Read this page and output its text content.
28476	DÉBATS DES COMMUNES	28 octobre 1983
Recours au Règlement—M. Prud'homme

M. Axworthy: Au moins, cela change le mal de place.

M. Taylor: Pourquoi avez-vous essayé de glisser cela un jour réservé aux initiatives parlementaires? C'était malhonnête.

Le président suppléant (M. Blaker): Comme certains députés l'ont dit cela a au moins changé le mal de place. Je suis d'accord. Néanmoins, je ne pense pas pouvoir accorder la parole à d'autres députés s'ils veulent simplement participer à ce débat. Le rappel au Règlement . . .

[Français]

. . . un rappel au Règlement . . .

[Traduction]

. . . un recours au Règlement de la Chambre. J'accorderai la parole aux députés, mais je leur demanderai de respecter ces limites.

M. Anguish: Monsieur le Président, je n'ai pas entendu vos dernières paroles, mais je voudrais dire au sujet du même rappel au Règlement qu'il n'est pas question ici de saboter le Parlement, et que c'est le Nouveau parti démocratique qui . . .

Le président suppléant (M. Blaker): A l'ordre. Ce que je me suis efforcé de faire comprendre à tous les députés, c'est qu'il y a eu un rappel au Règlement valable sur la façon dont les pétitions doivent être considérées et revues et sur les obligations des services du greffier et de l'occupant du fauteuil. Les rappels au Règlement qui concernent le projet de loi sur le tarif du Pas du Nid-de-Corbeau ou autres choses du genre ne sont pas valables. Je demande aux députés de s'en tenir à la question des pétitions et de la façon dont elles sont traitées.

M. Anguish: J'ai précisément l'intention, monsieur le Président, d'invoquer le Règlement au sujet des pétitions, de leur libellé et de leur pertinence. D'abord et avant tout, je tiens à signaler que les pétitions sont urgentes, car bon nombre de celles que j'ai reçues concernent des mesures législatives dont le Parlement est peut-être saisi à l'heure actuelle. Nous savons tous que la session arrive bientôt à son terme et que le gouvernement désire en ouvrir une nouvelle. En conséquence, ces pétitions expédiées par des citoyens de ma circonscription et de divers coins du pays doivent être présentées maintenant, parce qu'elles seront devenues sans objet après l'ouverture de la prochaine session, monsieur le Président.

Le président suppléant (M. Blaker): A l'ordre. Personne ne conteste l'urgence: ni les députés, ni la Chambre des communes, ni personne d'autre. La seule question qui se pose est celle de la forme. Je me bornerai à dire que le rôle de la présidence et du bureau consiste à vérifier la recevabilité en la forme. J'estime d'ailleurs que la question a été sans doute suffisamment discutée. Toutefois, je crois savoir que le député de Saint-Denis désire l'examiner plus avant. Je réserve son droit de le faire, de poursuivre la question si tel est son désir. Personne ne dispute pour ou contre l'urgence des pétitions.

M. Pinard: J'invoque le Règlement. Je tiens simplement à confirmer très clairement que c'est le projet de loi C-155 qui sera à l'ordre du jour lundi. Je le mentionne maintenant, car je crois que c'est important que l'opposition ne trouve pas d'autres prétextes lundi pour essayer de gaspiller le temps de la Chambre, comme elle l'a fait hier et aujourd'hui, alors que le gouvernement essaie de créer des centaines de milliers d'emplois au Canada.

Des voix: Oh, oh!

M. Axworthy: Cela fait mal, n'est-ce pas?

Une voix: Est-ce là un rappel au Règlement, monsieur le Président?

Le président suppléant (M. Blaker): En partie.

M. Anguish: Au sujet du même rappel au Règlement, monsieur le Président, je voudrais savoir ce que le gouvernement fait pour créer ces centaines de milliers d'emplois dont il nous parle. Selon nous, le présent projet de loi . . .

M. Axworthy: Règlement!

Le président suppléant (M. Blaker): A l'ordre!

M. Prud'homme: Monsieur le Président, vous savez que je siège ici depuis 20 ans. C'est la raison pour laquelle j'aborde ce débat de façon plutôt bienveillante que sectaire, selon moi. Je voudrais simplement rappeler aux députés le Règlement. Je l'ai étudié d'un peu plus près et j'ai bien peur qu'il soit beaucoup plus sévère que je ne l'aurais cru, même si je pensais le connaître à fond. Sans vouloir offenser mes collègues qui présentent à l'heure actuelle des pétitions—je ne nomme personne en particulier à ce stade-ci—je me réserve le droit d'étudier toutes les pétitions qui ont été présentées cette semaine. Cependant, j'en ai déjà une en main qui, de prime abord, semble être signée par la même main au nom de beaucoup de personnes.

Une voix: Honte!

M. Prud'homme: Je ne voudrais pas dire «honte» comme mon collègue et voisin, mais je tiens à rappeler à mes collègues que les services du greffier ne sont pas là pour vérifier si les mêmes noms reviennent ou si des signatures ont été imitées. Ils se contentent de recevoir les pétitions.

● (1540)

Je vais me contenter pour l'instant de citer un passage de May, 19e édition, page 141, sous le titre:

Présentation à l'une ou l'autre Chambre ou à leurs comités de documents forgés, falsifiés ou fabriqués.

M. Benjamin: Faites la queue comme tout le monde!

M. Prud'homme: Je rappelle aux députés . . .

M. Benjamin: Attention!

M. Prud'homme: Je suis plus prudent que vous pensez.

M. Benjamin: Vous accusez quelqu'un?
...
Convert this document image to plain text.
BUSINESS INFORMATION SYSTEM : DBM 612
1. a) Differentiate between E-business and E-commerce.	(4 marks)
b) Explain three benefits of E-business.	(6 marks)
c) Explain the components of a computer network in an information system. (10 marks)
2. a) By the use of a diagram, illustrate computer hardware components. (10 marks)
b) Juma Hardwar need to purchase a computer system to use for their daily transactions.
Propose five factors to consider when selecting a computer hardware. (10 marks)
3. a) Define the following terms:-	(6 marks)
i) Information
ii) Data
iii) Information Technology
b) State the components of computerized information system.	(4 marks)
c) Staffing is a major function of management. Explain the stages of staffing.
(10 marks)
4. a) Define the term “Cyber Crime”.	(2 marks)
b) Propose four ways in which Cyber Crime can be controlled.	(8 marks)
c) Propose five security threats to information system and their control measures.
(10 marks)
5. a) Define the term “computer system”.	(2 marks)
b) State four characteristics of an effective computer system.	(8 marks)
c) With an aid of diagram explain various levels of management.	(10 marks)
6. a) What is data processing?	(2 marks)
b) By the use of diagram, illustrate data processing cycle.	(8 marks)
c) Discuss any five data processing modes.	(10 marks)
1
--
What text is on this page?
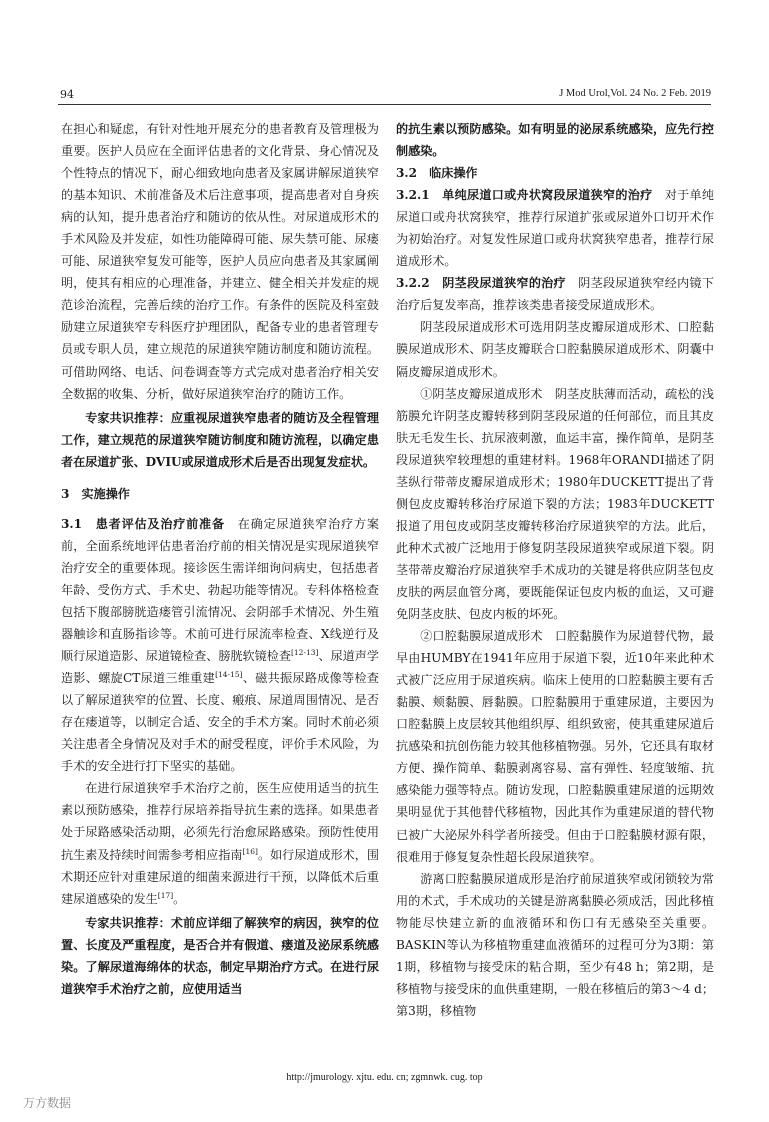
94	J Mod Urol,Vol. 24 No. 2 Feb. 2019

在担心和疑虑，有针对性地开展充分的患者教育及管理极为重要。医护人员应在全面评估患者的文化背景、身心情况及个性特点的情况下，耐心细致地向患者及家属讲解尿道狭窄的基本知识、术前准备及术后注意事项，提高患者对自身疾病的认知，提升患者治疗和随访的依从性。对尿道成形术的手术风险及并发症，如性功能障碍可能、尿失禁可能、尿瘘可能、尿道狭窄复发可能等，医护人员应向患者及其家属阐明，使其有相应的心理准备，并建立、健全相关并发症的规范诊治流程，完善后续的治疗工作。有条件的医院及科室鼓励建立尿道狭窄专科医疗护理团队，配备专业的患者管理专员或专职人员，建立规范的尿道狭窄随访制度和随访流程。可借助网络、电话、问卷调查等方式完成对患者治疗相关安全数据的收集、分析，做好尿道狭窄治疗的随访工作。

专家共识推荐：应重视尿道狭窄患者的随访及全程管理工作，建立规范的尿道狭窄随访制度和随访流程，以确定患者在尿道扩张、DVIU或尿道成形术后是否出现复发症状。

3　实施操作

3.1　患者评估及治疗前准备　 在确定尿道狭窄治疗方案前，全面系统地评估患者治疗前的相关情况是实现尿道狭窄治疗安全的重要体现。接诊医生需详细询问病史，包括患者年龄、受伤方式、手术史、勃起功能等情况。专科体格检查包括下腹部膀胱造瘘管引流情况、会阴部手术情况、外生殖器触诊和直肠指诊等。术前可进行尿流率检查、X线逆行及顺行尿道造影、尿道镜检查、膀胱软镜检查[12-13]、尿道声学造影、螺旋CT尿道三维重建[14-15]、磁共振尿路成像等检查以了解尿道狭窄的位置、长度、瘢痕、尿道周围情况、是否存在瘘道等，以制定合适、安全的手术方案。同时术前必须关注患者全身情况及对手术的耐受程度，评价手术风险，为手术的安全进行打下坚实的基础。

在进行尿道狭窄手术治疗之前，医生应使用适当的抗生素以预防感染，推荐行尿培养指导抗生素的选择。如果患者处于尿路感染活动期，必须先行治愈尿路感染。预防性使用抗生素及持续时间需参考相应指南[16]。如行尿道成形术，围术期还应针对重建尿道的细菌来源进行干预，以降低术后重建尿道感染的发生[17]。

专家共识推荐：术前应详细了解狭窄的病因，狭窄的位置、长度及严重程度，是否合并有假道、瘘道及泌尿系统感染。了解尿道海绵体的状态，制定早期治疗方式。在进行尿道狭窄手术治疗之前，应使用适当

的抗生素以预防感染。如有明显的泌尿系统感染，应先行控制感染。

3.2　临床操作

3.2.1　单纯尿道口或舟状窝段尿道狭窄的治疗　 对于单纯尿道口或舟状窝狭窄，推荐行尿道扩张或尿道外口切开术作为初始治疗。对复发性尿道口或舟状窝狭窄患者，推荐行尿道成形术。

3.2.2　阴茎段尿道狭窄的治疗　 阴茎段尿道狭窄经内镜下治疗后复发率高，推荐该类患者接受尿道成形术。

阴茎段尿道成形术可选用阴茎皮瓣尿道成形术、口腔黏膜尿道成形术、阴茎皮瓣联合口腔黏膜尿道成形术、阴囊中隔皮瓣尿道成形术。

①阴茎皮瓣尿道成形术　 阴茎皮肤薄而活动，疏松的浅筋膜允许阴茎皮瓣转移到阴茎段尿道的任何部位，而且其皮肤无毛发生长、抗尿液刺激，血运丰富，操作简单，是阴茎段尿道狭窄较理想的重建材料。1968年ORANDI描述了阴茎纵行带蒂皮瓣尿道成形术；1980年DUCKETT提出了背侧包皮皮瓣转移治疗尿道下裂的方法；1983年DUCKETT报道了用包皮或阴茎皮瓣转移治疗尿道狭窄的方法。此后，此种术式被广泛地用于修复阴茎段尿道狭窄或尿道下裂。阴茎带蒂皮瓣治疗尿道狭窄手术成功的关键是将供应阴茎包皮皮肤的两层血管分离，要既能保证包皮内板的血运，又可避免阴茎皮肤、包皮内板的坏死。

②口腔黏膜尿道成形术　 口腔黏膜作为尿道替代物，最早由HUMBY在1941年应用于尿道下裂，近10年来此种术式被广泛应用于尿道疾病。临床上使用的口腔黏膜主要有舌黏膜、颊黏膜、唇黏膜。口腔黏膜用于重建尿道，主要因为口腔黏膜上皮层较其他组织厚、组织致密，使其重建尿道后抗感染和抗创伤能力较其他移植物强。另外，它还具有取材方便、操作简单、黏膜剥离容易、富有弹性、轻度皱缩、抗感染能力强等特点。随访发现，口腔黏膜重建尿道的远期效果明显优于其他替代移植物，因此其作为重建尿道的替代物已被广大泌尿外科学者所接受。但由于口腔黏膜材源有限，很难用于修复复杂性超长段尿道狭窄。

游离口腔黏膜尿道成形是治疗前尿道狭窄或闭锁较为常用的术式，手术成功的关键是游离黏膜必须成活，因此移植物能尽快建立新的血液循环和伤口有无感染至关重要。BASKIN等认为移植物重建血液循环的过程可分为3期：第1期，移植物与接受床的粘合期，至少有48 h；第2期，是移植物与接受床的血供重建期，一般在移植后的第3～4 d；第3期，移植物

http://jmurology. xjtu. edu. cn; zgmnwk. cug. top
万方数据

* _Short task_
Copy and report every line where the word "专家共识推荐" is present.

* _Solved problem_
专家共识推荐：应重视尿道狭窄患者的随访及全程管理工作，建立规范的尿道狭窄随访制度和随访流程，以确定患者在尿道扩张、DVIU或尿道成形术后是否出现复发症状。
专家共识推荐：术前应详细了解狭窄的病因，狭窄的位置、长度及严重程度，是否合并有假道、瘘道及泌尿系统感染。了解尿道海绵体的状态，制定早期治疗方式。在进行尿道狭窄手术治疗之前，应使用适当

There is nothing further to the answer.